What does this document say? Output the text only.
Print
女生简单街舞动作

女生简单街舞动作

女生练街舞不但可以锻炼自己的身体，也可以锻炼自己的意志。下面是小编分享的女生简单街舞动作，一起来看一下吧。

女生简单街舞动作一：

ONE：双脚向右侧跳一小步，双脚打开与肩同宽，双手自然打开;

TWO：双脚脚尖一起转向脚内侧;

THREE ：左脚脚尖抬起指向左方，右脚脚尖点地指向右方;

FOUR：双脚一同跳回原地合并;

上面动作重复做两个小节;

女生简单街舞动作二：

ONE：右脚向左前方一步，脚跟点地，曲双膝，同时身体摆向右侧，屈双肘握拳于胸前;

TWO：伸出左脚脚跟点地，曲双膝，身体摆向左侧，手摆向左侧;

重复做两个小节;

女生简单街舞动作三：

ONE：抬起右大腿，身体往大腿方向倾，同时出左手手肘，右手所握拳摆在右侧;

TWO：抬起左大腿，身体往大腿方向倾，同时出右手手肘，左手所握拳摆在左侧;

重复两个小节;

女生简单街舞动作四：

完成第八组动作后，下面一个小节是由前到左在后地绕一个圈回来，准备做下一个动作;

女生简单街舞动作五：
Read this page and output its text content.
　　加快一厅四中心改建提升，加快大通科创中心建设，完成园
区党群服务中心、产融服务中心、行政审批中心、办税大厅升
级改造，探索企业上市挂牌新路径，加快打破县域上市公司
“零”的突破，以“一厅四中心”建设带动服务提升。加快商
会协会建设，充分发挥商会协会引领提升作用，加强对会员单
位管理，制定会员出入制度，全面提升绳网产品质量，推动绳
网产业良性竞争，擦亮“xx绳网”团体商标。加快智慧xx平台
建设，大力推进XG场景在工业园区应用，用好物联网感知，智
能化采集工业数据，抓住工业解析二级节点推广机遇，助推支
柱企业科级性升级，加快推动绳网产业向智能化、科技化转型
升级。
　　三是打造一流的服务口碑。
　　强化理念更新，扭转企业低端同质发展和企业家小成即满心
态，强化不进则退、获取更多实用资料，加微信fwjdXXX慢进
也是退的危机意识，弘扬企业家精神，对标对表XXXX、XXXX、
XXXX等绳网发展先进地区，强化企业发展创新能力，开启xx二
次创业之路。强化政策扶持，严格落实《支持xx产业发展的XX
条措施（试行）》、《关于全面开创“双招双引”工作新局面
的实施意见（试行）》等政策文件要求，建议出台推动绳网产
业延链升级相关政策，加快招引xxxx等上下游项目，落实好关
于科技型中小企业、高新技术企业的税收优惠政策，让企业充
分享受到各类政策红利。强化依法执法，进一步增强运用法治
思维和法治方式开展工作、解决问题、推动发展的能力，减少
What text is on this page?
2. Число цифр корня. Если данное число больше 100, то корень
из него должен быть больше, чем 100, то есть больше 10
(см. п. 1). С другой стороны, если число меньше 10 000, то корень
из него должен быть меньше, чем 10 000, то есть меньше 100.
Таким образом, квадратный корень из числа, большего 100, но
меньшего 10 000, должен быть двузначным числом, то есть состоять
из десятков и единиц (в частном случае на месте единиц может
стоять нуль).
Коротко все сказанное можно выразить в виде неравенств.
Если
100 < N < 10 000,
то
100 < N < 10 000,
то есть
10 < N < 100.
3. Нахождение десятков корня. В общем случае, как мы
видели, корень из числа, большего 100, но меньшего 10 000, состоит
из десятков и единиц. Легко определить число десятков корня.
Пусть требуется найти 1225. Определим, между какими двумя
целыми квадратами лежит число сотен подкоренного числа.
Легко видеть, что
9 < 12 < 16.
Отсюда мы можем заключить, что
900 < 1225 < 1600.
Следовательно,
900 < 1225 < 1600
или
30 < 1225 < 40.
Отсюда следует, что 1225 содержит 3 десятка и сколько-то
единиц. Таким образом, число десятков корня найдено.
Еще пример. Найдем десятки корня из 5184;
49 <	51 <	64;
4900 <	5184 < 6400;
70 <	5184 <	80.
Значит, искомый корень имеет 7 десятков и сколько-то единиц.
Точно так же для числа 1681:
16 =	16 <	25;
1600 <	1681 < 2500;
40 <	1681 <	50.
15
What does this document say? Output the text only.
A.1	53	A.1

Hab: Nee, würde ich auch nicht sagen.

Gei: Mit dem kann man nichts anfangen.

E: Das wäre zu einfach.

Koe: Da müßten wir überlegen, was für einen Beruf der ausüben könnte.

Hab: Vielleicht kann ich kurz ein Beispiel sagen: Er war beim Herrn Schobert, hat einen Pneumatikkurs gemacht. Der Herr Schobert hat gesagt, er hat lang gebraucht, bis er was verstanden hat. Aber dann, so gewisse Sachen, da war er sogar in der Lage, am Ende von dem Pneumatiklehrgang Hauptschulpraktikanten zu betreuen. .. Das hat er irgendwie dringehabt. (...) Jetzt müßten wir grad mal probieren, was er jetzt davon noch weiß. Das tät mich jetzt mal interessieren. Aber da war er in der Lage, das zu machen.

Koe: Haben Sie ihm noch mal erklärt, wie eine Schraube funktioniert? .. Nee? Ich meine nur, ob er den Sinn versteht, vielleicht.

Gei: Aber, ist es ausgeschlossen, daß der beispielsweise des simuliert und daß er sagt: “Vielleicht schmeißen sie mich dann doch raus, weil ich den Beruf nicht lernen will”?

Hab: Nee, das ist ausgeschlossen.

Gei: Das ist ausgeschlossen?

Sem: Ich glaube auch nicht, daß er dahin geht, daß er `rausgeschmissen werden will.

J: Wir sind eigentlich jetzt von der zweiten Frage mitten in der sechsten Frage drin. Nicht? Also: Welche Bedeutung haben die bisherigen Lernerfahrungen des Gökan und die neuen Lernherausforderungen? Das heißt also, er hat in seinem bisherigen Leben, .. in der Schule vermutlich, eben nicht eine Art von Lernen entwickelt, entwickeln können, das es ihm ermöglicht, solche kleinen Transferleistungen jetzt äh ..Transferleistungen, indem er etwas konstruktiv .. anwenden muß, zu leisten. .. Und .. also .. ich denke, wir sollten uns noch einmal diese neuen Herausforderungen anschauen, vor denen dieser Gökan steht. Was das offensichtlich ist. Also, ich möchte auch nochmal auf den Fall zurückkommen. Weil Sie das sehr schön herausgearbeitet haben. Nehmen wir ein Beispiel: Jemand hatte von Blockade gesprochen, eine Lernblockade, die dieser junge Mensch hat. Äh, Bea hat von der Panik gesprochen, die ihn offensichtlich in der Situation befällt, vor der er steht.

GIVEN EXERCISE: Only lines with "корня" are wanted here; list each of them.

OUTPUT OF THE TASK:
2. Число цифр корня. Если данное число больше 100, то корень
3. Нахождение десятков корня. В общем случае, как мы
из десятков и единиц. Легко определить число десятков корня.
единиц. Таким образом, число десятков корня найдено.
Еще пример. Найдем десятки корня из 5184;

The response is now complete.